Data entries
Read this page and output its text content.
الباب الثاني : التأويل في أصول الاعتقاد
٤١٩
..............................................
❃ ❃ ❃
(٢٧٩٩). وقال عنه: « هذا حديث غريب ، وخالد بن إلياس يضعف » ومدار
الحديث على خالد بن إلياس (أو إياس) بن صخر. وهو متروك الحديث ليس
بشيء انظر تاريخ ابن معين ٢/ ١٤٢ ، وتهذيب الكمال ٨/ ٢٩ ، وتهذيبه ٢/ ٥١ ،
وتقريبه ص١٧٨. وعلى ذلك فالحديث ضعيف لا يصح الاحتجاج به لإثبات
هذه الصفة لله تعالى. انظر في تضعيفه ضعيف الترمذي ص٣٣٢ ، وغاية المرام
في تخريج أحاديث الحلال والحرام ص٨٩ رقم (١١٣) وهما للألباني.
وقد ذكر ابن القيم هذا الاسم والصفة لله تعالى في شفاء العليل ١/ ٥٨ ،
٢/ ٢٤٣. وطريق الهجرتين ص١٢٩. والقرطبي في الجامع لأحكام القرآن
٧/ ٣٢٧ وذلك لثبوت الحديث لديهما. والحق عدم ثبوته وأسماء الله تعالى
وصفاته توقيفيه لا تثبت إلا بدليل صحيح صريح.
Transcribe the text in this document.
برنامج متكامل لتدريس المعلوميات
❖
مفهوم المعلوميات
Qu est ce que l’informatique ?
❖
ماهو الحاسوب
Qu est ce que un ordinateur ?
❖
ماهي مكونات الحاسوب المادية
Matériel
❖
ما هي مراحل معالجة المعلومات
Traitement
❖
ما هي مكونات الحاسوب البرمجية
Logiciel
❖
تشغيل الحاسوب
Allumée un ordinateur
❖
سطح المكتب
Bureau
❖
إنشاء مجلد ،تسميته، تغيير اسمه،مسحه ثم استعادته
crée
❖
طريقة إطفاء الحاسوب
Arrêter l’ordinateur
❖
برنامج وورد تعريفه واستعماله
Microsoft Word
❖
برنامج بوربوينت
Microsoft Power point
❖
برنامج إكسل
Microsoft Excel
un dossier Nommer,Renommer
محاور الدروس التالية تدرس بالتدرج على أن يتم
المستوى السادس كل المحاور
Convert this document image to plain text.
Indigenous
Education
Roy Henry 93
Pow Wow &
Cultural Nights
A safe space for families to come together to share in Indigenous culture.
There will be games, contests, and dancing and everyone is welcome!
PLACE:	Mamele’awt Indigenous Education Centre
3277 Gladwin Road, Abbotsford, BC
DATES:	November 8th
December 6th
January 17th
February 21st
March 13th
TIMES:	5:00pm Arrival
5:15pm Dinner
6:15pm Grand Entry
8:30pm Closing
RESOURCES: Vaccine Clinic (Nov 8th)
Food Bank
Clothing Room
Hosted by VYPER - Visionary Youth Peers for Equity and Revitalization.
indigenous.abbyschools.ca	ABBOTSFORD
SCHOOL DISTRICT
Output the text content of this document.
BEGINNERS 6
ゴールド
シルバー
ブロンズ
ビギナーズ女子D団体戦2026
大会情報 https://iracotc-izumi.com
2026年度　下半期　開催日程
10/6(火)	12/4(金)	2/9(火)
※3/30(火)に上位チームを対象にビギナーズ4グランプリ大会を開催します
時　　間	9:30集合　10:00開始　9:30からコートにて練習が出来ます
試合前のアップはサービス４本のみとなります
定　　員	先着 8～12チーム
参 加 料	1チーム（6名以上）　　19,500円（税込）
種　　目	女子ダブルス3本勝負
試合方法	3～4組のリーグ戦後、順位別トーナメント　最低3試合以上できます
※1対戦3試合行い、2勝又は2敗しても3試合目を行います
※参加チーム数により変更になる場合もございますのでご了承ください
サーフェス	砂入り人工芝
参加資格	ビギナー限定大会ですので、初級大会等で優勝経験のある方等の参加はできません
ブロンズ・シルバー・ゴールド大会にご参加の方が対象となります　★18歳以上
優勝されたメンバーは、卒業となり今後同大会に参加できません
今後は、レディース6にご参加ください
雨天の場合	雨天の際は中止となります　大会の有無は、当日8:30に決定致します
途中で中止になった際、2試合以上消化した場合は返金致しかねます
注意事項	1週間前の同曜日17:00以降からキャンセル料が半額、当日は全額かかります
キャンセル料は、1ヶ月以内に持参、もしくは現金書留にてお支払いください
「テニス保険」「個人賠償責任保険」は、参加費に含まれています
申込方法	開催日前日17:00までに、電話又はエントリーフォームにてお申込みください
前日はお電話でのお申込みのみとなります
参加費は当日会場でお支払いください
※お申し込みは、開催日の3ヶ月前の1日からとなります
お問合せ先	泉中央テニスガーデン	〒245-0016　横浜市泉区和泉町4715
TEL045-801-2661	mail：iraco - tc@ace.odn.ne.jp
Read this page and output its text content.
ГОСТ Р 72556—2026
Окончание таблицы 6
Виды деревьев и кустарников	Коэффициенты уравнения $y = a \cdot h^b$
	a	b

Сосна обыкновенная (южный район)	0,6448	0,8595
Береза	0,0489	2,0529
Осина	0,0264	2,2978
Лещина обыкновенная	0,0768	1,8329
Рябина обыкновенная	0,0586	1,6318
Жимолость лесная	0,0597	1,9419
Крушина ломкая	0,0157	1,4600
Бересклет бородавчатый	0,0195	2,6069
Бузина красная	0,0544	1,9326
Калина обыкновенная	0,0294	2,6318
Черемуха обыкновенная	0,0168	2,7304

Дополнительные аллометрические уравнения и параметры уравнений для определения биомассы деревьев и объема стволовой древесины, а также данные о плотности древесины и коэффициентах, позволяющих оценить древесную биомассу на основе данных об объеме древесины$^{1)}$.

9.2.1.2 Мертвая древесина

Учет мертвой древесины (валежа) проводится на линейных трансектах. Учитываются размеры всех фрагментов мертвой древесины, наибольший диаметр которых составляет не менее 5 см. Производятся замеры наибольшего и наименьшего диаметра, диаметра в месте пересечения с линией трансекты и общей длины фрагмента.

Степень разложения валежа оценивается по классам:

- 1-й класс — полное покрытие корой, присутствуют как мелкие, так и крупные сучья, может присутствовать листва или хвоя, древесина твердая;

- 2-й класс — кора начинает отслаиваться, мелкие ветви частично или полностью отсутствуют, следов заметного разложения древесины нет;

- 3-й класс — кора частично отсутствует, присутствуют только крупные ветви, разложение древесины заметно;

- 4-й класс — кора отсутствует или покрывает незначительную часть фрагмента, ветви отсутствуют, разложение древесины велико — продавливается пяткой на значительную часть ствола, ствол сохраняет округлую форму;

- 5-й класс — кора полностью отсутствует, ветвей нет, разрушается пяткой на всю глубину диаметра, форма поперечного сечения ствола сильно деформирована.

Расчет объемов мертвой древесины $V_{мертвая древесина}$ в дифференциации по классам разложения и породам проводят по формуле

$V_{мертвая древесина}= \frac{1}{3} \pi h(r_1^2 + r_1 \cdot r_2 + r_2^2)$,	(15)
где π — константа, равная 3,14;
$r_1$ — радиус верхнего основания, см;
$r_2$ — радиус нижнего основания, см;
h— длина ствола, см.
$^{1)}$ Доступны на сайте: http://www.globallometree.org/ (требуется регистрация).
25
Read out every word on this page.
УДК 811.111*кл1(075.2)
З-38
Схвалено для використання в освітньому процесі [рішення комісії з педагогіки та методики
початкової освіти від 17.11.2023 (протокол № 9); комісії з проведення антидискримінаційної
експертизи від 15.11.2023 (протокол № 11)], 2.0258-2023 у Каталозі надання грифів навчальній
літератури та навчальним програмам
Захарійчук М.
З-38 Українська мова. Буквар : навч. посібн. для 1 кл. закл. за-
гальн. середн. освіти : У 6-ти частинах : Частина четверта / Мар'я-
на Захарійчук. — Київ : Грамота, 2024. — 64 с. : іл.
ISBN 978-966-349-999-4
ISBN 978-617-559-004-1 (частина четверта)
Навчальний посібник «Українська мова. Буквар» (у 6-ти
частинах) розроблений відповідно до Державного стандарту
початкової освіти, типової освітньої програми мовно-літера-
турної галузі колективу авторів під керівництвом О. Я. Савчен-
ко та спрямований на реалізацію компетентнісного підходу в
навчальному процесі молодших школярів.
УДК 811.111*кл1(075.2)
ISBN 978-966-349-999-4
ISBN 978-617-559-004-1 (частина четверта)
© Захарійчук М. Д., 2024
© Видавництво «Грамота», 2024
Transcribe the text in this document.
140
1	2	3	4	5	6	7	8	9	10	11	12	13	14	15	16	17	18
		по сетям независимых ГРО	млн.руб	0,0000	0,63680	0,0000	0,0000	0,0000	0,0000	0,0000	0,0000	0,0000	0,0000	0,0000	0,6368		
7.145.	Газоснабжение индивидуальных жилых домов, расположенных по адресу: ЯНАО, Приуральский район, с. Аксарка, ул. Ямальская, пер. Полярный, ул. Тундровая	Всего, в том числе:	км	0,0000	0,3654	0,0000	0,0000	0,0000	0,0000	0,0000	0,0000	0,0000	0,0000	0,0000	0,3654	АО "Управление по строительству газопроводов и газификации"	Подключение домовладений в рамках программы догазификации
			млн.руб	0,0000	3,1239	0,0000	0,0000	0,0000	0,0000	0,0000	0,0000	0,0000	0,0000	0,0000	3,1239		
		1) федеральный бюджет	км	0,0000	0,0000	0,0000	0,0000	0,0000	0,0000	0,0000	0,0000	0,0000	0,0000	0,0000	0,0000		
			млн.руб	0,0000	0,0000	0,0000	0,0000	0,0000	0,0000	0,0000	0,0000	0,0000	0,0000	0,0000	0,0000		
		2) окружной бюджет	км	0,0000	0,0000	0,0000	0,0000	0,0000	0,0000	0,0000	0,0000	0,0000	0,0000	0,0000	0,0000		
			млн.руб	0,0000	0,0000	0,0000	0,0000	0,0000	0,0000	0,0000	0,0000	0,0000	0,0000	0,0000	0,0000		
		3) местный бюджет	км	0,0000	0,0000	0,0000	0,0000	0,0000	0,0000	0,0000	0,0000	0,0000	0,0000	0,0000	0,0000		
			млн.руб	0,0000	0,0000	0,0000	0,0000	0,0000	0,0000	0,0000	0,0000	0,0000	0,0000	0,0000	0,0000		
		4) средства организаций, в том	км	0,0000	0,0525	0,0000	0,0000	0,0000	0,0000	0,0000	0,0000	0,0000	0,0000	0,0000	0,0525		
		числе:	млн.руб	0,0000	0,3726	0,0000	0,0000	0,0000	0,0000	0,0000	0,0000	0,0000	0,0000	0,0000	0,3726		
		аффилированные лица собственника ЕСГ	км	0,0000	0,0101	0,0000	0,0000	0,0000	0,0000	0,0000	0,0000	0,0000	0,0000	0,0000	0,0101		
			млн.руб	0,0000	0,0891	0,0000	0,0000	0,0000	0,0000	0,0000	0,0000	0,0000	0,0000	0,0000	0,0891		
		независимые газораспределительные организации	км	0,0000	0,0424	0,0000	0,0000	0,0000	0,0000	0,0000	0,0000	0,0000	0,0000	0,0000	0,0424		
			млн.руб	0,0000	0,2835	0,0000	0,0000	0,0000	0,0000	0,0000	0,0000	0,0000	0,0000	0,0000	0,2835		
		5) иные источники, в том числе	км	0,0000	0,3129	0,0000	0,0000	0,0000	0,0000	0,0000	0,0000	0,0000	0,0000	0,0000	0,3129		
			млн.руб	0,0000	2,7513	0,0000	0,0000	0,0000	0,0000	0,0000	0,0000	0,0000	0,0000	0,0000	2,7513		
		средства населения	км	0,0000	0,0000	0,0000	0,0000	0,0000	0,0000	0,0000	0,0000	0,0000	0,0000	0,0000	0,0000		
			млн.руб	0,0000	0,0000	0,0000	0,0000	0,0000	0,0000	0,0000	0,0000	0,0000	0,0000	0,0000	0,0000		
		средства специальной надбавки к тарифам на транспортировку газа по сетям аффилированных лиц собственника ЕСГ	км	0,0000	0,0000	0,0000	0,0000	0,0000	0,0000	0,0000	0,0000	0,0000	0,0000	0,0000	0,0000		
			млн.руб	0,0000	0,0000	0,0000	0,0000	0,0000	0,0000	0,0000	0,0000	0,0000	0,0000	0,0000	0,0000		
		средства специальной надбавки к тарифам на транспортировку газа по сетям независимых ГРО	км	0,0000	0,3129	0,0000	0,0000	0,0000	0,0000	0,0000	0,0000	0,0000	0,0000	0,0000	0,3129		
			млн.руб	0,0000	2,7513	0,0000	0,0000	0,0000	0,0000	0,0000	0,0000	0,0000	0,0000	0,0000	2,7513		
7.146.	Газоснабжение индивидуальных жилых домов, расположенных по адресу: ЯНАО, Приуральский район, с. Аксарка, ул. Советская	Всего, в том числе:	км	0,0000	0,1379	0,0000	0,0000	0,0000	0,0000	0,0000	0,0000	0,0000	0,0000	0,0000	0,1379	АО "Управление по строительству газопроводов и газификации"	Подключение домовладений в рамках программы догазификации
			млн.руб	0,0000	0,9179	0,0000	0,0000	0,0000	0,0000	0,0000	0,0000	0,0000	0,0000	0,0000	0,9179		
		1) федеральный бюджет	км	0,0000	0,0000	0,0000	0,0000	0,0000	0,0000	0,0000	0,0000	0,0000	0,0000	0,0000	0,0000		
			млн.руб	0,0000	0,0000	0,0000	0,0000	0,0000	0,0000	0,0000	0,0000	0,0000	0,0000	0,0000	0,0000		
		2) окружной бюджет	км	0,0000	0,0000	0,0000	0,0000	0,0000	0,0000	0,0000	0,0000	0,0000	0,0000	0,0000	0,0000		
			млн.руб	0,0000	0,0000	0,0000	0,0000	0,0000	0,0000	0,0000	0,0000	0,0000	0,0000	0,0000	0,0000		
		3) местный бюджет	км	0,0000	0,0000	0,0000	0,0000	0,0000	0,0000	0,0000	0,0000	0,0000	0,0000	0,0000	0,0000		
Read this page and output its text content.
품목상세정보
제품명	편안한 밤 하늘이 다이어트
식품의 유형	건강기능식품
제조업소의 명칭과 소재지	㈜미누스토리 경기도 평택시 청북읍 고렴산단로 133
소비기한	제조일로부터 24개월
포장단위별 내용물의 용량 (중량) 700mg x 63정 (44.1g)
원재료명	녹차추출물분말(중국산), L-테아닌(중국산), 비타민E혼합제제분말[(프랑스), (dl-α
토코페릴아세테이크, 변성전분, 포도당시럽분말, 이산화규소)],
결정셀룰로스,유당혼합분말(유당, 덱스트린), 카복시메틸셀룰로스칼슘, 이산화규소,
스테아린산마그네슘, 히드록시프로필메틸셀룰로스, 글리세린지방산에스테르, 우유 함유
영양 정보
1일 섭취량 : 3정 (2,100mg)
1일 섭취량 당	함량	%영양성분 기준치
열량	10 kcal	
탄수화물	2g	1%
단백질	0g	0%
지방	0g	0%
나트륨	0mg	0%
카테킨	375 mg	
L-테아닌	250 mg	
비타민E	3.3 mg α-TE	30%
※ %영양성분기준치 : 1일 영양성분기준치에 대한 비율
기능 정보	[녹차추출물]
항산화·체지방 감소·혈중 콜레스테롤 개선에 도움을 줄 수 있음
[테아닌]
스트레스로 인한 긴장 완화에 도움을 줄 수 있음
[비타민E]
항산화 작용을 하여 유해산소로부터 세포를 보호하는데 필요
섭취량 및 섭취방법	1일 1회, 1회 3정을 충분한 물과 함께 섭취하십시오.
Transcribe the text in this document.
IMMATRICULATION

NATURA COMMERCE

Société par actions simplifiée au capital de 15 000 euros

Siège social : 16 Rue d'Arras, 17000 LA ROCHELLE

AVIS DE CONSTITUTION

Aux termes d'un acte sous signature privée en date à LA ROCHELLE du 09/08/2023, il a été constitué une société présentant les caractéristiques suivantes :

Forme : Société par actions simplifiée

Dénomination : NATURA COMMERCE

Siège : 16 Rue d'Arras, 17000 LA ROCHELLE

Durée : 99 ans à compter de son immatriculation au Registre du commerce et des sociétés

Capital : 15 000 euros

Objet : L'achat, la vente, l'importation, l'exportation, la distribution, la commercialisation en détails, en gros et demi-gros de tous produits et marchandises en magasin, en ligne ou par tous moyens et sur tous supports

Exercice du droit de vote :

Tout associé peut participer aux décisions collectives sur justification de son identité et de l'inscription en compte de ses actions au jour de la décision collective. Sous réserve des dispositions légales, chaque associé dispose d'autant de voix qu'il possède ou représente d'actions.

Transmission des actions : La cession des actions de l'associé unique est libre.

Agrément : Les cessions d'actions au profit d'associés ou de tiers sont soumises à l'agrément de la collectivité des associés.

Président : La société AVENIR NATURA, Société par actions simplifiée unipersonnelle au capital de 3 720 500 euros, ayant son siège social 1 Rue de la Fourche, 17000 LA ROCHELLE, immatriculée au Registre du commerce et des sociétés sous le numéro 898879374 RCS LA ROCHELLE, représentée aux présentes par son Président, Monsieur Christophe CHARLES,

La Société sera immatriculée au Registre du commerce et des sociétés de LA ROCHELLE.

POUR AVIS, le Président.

### PROBLEM STATEMENT
Look through the entries and work out how many lines have the word "Захарійчук" in them; reply with that number only.

### FINISHED ANSWER
3